=== Written instruction ===
Reproduce all the entries exactly and keep the pictures out.

=== Materials provided ===
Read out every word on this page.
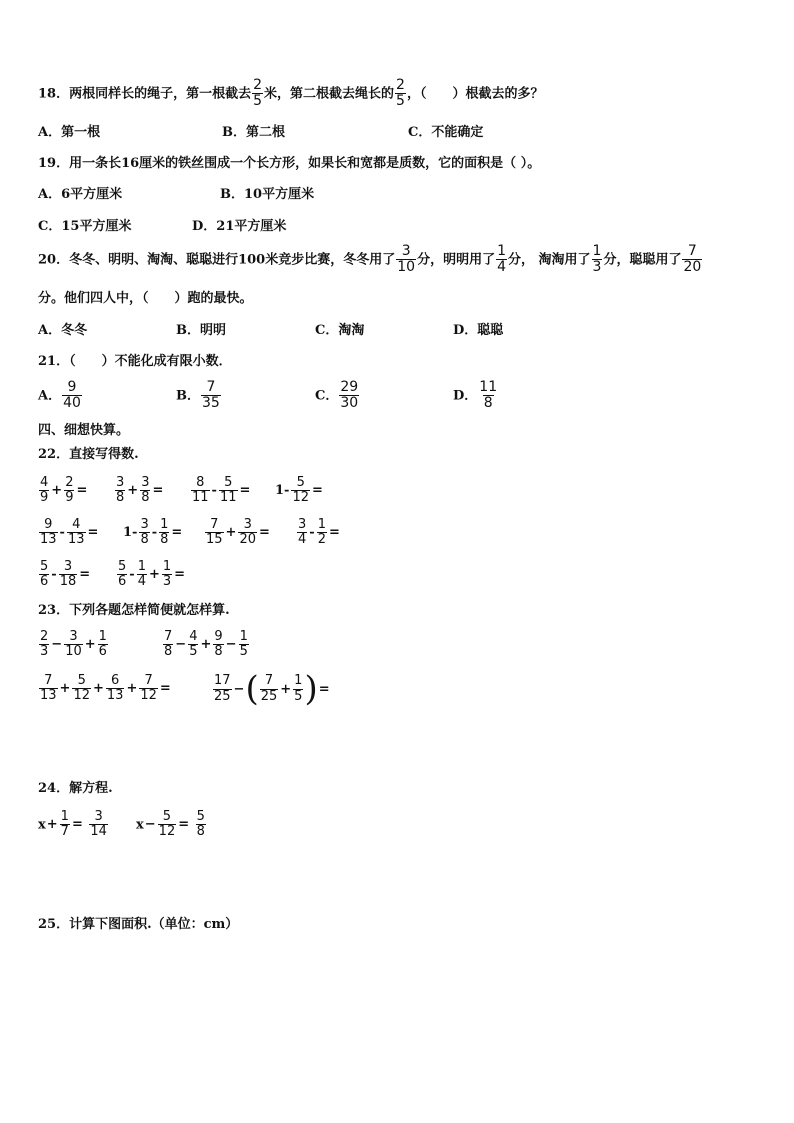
18．两根同样长的绳子，第一根截去 $\frac{2}{5}$ 米，第二根截去绳长的 $\frac{2}{5}$ ，（　　）根截去的多？
A．第一根	B．第二根	C．不能确定
19．用一条长16厘米的铁丝围成一个长方形，如果长和宽都是质数，它的面积是（ ）。
A．6平方厘米	B．10平方厘米
C．15平方厘米	D．21平方厘米
20．冬冬、明明、淘淘、聪聪进行100米竞步比赛，冬冬用了 $\frac{3}{10}$ 分，明明用了 $\frac{1}{4}$ 分， 淘淘用了 $\frac{1}{3}$ 分，聪聪用了 $\frac{7}{20}$
分。他们四人中，（　　）跑的最快。
A．冬冬	B．明明	C．淘淘	D．聪聪
21．（　　）不能化成有限小数．
A． $\frac{9}{40}$	B． $\frac{7}{35}$	C． $\frac{29}{30}$	D． $\frac{11}{8}$
四、细想快算。
22．直接写得数.
$\frac{4}{9} + \frac{2}{9} = \frac{3}{8} + \frac{3}{8} = \frac{8}{11} - \frac{5}{11} = 1- \frac{5}{12}$ =
$\frac{9}{13} - \frac{4}{13} = 1- \frac{3}{8} - \frac{1}{8} = \frac{7}{15} + \frac{3}{20} = \frac{3}{4} - \frac{1}{2}$ =
$\frac{5}{6} - \frac{3}{18} = \frac{5}{6} - \frac{1}{4} + \frac{1}{3}$ =
23．下列各题怎样简便就怎样算.
$\frac{2}{3} - \frac{3}{10} + \frac{1}{6}$	$\frac{7}{8} - \frac{4}{5} + \frac{9}{8} - \frac{1}{5}$
$\frac{7}{13} + \frac{5}{12} + \frac{6}{13} + \frac{7}{12}$ =	$\frac{17}{25}$ −( $\frac{7}{25} + \frac{1}{5}$ )=
24．解方程.
$x+ \frac{1}{7} = \frac{3}{14} x- \frac{5}{12} = \frac{5}{8}$
25．计算下图面积.（单位：cm）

=== Complete output ===
Read out every word on this page.
18．两根同样长的绳子，第一根截去 $\frac{2}{5}$ 米，第二根截去绳长的 $\frac{2}{5}$ ，（　　）根截去的多？
A．第一根	B．第二根	C．不能确定
19．用一条长16厘米的铁丝围成一个长方形，如果长和宽都是质数，它的面积是（ ）。
A．6平方厘米	B．10平方厘米
C．15平方厘米	D．21平方厘米
20．冬冬、明明、淘淘、聪聪进行100米竞步比赛，冬冬用了 $\frac{3}{10}$ 分，明明用了 $\frac{1}{4}$ 分， 淘淘用了 $\frac{1}{3}$ 分，聪聪用了 $\frac{7}{20}$
分。他们四人中，（　　）跑的最快。
A．冬冬	B．明明	C．淘淘	D．聪聪
21．（　　）不能化成有限小数．
A． $\frac{9}{40}$	B． $\frac{7}{35}$	C． $\frac{29}{30}$	D． $\frac{11}{8}$
四、细想快算。
22．直接写得数.
$\frac{4}{9} + \frac{2}{9} = \frac{3}{8} + \frac{3}{8} = \frac{8}{11} - \frac{5}{11} = 1- \frac{5}{12}$ =
$\frac{9}{13} - \frac{4}{13} = 1- \frac{3}{8} - \frac{1}{8} = \frac{7}{15} + \frac{3}{20} = \frac{3}{4} - \frac{1}{2}$ =
$\frac{5}{6} - \frac{3}{18} = \frac{5}{6} - \frac{1}{4} + \frac{1}{3}$ =
23．下列各题怎样简便就怎样算.
$\frac{2}{3} - \frac{3}{10} + \frac{1}{6}$	$\frac{7}{8} - \frac{4}{5} + \frac{9}{8} - \frac{1}{5}$
$\frac{7}{13} + \frac{5}{12} + \frac{6}{13} + \frac{7}{12}$ =	$\frac{17}{25}$ −( $\frac{7}{25} + \frac{1}{5}$ )=
24．解方程.
$x+ \frac{1}{7} = \frac{3}{14} x- \frac{5}{12} = \frac{5}{8}$
25．计算下图面积.（单位：cm）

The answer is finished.